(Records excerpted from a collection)
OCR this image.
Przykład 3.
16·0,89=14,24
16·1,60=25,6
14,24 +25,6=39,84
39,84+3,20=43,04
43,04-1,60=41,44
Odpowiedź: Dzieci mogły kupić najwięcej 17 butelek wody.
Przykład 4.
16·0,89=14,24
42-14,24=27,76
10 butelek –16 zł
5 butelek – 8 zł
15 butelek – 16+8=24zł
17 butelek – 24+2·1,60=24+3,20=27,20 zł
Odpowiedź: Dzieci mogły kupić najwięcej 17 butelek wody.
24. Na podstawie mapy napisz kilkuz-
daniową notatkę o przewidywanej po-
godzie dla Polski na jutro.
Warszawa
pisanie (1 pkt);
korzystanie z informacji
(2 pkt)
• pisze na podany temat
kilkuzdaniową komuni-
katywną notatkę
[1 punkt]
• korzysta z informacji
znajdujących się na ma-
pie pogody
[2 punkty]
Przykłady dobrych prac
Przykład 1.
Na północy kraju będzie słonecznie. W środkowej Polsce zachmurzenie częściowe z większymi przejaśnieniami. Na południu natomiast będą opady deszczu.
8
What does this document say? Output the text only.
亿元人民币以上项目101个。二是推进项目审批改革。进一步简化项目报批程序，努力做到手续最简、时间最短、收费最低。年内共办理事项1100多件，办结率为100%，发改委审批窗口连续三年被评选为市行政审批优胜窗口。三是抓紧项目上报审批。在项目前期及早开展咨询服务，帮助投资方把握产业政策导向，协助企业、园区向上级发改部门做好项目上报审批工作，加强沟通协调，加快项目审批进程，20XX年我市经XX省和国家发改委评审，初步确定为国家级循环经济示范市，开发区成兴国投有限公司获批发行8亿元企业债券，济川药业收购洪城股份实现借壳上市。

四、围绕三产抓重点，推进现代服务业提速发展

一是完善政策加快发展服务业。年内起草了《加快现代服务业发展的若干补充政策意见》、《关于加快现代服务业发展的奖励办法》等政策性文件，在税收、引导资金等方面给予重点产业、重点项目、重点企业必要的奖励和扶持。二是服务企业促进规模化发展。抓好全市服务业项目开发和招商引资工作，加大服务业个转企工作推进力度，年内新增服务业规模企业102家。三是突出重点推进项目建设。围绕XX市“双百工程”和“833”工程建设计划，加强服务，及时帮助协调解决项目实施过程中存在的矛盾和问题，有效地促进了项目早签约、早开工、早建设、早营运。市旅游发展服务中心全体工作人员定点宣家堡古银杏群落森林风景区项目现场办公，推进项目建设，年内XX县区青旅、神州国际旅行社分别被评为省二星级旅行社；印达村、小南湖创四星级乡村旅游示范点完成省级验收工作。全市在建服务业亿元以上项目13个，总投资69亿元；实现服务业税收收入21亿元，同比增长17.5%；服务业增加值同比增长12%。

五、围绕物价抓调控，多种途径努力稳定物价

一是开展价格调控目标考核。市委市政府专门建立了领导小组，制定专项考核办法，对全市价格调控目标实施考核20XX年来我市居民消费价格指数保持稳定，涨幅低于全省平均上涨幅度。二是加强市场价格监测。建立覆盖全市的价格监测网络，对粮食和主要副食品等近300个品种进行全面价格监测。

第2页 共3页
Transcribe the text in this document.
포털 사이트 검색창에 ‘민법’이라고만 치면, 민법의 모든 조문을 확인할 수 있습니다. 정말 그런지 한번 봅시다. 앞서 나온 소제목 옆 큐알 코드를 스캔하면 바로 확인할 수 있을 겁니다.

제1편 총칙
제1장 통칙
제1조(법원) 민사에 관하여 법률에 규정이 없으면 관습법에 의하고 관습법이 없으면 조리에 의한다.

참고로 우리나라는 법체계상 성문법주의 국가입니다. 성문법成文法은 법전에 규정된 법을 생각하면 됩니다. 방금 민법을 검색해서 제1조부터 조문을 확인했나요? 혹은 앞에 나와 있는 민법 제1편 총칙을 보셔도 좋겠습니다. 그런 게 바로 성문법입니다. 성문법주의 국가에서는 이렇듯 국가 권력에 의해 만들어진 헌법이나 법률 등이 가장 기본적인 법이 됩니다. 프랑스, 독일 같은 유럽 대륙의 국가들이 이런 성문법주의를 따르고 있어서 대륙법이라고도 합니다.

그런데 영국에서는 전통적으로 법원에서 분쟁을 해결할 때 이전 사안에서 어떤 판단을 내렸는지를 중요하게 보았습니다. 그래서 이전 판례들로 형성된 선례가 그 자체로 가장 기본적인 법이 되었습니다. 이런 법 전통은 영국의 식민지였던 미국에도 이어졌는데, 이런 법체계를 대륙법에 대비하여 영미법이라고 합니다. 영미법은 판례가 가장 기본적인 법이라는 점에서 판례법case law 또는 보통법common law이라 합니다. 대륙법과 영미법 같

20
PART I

### Aim of the exercise
Return the material in full, exactly as shown.

### Output below
OCR this image.
Przykład 3.
16·0,89=14,24
16·1,60=25,6
14,24 +25,6=39,84
39,84+3,20=43,04
43,04-1,60=41,44
Odpowiedź: Dzieci mogły kupić najwięcej 17 butelek wody.
Przykład 4.
16·0,89=14,24
42-14,24=27,76
10 butelek –16 zł
5 butelek – 8 zł
15 butelek – 16+8=24zł
17 butelek – 24+2·1,60=24+3,20=27,20 zł
Odpowiedź: Dzieci mogły kupić najwięcej 17 butelek wody.
24. Na podstawie mapy napisz kilkuz-
daniową notatkę o przewidywanej po-
godzie dla Polski na jutro.
Warszawa
pisanie (1 pkt);
korzystanie z informacji
(2 pkt)
• pisze na podany temat
kilkuzdaniową komuni-
katywną notatkę
[1 punkt]
• korzysta z informacji
znajdujących się na ma-
pie pogody
[2 punkty]
Przykłady dobrych prac
Przykład 1.
Na północy kraju będzie słonecznie. W środkowej Polsce zachmurzenie częściowe z większymi przejaśnieniami. Na południu natomiast będą opady deszczu.
8
What does this document say? Output the text only.
亿元人民币以上项目101个。二是推进项目审批改革。进一步简化项目报批程序，努力做到手续最简、时间最短、收费最低。年内共办理事项1100多件，办结率为100%，发改委审批窗口连续三年被评选为市行政审批优胜窗口。三是抓紧项目上报审批。在项目前期及早开展咨询服务，帮助投资方把握产业政策导向，协助企业、园区向上级发改部门做好项目上报审批工作，加强沟通协调，加快项目审批进程，20XX年我市经XX省和国家发改委评审，初步确定为国家级循环经济示范市，开发区成兴国投有限公司获批发行8亿元企业债券，济川药业收购洪城股份实现借壳上市。

四、围绕三产抓重点，推进现代服务业提速发展

一是完善政策加快发展服务业。年内起草了《加快现代服务业发展的若干补充政策意见》、《关于加快现代服务业发展的奖励办法》等政策性文件，在税收、引导资金等方面给予重点产业、重点项目、重点企业必要的奖励和扶持。二是服务企业促进规模化发展。抓好全市服务业项目开发和招商引资工作，加大服务业个转企工作推进力度，年内新增服务业规模企业102家。三是突出重点推进项目建设。围绕XX市“双百工程”和“833”工程建设计划，加强服务，及时帮助协调解决项目实施过程中存在的矛盾和问题，有效地促进了项目早签约、早开工、早建设、早营运。市旅游发展服务中心全体工作人员定点宣家堡古银杏群落森林风景区项目现场办公，推进项目建设，年内XX县区青旅、神州国际旅行社分别被评为省二星级旅行社；印达村、小南湖创四星级乡村旅游示范点完成省级验收工作。全市在建服务业亿元以上项目13个，总投资69亿元；实现服务业税收收入21亿元，同比增长17.5%；服务业增加值同比增长12%。

五、围绕物价抓调控，多种途径努力稳定物价

一是开展价格调控目标考核。市委市政府专门建立了领导小组，制定专项考核办法，对全市价格调控目标实施考核20XX年来我市居民消费价格指数保持稳定，涨幅低于全省平均上涨幅度。二是加强市场价格监测。建立覆盖全市的价格监测网络，对粮食和主要副食品等近300个品种进行全面价格监测。

第2页 共3页
Transcribe the text in this document.
포털 사이트 검색창에 ‘민법’이라고만 치면, 민법의 모든 조문을 확인할 수 있습니다. 정말 그런지 한번 봅시다. 앞서 나온 소제목 옆 큐알 코드를 스캔하면 바로 확인할 수 있을 겁니다.

제1편 총칙
제1장 통칙
제1조(법원) 민사에 관하여 법률에 규정이 없으면 관습법에 의하고 관습법이 없으면 조리에 의한다.

참고로 우리나라는 법체계상 성문법주의 국가입니다. 성문법成文法은 법전에 규정된 법을 생각하면 됩니다. 방금 민법을 검색해서 제1조부터 조문을 확인했나요? 혹은 앞에 나와 있는 민법 제1편 총칙을 보셔도 좋겠습니다. 그런 게 바로 성문법입니다. 성문법주의 국가에서는 이렇듯 국가 권력에 의해 만들어진 헌법이나 법률 등이 가장 기본적인 법이 됩니다. 프랑스, 독일 같은 유럽 대륙의 국가들이 이런 성문법주의를 따르고 있어서 대륙법이라고도 합니다.

그런데 영국에서는 전통적으로 법원에서 분쟁을 해결할 때 이전 사안에서 어떤 판단을 내렸는지를 중요하게 보았습니다. 그래서 이전 판례들로 형성된 선례가 그 자체로 가장 기본적인 법이 되었습니다. 이런 법 전통은 영국의 식민지였던 미국에도 이어졌는데, 이런 법체계를 대륙법에 대비하여 영미법이라고 합니다. 영미법은 판례가 가장 기본적인 법이라는 점에서 판례법case law 또는 보통법common law이라 합니다. 대륙법과 영미법 같

20
PART I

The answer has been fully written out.